═════ DATASET RECORDS
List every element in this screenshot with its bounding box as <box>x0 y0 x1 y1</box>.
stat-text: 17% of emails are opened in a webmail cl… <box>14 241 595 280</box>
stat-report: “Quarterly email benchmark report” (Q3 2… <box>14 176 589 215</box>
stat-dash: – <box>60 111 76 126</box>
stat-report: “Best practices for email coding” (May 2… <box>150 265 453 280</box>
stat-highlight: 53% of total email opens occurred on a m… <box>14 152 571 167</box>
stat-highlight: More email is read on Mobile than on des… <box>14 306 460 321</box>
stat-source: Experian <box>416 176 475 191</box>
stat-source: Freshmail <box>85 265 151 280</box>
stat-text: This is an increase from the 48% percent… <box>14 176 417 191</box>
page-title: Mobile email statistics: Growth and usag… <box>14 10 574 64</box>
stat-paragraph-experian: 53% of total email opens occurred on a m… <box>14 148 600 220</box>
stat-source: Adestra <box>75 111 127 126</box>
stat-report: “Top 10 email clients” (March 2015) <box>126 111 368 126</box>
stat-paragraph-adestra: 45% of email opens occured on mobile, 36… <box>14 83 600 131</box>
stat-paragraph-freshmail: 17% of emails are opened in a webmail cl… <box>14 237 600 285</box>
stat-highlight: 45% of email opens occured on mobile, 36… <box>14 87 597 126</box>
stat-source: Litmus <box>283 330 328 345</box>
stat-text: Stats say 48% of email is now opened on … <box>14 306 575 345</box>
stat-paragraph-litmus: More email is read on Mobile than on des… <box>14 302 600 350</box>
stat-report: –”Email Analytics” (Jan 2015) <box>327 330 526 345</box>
══════════
Can you reproduce every entry above, character for character?

■ **THE COMPLETED TASK**
List every element in this screenshot with its bounding box as <box>x0 y0 x1 y1</box>.
stat-text: 17% of emails are opened in a webmail cl… <box>14 241 595 280</box>
stat-report: “Quarterly email benchmark report” (Q3 2… <box>14 176 589 215</box>
stat-dash: – <box>60 111 76 126</box>
stat-report: “Best practices for email coding” (May 2… <box>150 265 453 280</box>
stat-highlight: 53% of total email opens occurred on a m… <box>14 152 571 167</box>
stat-highlight: More email is read on Mobile than on des… <box>14 306 460 321</box>
stat-source: Experian <box>416 176 475 191</box>
stat-source: Freshmail <box>85 265 151 280</box>
stat-text: This is an increase from the 48% percent… <box>14 176 417 191</box>
page-title: Mobile email statistics: Growth and usag… <box>14 10 574 64</box>
stat-paragraph-experian: 53% of total email opens occurred on a m… <box>14 148 600 220</box>
stat-source: Adestra <box>75 111 127 126</box>
stat-report: “Top 10 email clients” (March 2015) <box>126 111 368 126</box>
stat-paragraph-adestra: 45% of email opens occured on mobile, 36… <box>14 83 600 131</box>
stat-paragraph-freshmail: 17% of emails are opened in a webmail cl… <box>14 237 600 285</box>
stat-highlight: 45% of email opens occured on mobile, 36… <box>14 87 597 126</box>
stat-source: Litmus <box>283 330 328 345</box>
stat-text: Stats say 48% of email is now opened on … <box>14 306 575 345</box>
stat-paragraph-litmus: More email is read on Mobile than on des… <box>14 302 600 350</box>
stat-report: –”Email Analytics” (Jan 2015) <box>327 330 526 345</box>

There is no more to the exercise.